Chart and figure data
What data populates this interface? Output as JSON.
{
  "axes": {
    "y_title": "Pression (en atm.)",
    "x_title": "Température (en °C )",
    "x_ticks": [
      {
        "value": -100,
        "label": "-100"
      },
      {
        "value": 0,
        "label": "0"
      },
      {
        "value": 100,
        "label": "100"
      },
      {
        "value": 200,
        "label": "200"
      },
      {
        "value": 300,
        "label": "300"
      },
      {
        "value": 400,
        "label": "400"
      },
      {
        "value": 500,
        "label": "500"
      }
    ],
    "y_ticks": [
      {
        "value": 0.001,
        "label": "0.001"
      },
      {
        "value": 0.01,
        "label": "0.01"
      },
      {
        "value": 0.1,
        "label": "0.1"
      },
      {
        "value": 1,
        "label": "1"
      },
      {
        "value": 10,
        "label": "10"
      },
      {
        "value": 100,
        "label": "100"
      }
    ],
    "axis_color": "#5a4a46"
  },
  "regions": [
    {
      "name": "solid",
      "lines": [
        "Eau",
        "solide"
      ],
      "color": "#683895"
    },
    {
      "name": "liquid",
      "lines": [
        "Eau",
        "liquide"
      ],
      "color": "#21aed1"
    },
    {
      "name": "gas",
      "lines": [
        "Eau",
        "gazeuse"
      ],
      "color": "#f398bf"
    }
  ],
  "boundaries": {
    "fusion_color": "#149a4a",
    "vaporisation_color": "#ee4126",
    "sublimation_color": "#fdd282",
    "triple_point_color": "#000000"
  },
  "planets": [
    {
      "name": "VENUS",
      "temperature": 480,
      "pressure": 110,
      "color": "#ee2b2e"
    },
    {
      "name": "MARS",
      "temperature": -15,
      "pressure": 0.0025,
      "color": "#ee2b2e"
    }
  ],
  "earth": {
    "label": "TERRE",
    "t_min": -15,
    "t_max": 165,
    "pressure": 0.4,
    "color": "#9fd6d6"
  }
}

• Exercise goal: Check each line above for the word "name" and say how many have it, with nothing else.

• Correct output: 5